> _Instructions for the task_
Search the records for the word "Quoth" and report each line that has it.

---------------

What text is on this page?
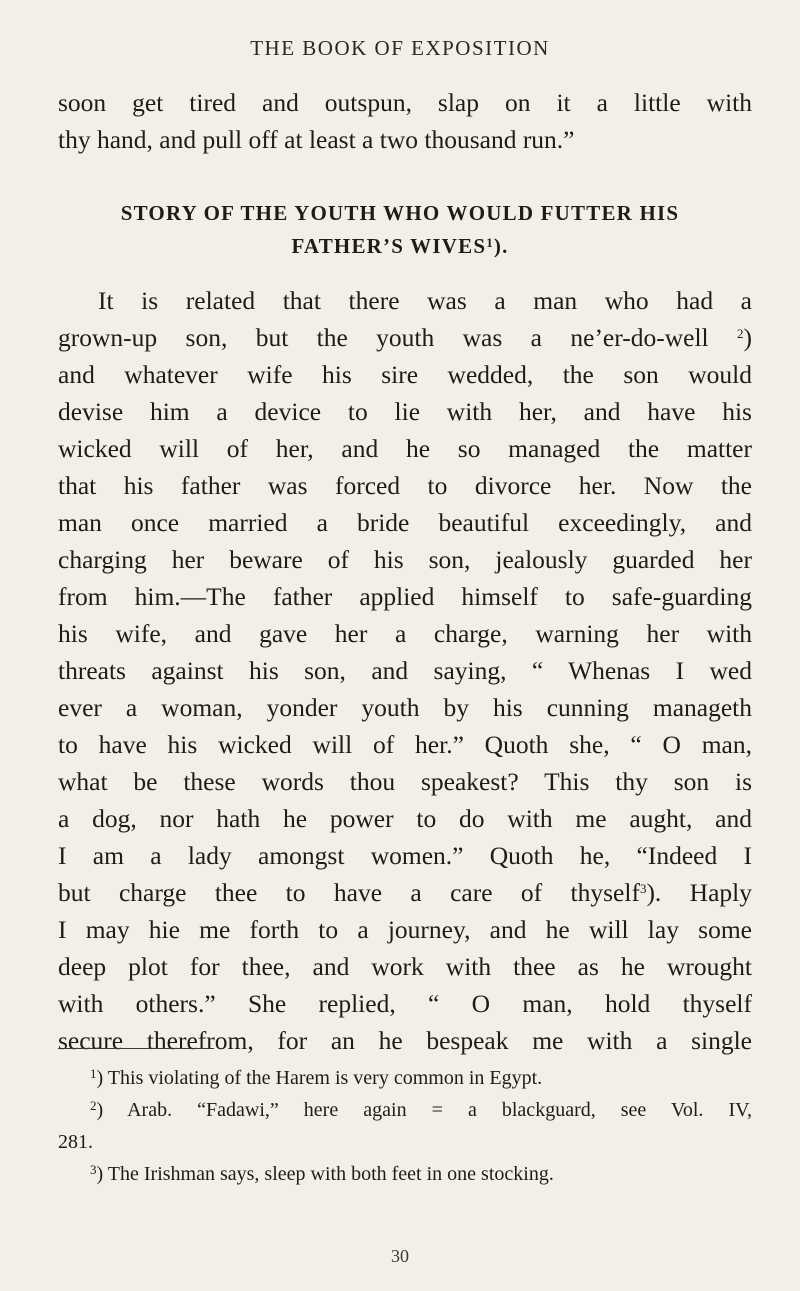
THE BOOK OF EXPOSITION
soon get tired and outspun, slap on it a little with
thy hand, and pull off at least a two thousand run.”
STORY OF THE YOUTH WHO WOULD FUTTER HIS
FATHER’S WIVES$^1$).
It is related that there was a man who had a
grown-up son, but the youth was a ne’er-do-well $^2$)
and whatever wife his sire wedded, the son would
devise him a device to lie with her, and have his
wicked will of her, and he so managed the matter
that his father was forced to divorce her. Now the
man once married a bride beautiful exceedingly, and
charging her beware of his son, jealously guarded her
from him.—The father applied himself to safe-guarding
his wife, and gave her a charge, warning her with
threats against his son, and saying, “ Whenas I wed
ever a woman, yonder youth by his cunning manageth
to have his wicked will of her.” Quoth she, “ O man,
what be these words thou speakest? This thy son is
a dog, nor hath he power to do with me aught, and
I am a lady amongst women.” Quoth he, “Indeed I
but charge thee to have a care of thyself$^3$). Haply
I may hie me forth to a journey, and he will lay some
deep plot for thee, and work with thee as he wrought
with others.” She replied, “ O man, hold thyself
secure therefrom, for an he bespeak me with a single
$^1$) This violating of the Harem is very common in Egypt.
$^2$) Arab. “Fadawi,” here again = a blackguard, see Vol. IV,
281.
$^3$) The Irishman says, sleep with both feet in one stocking.
30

---------------

> _Response below_
to have his wicked will of her.” Quoth she, “ O man,
I am a lady amongst women.” Quoth he, “Indeed I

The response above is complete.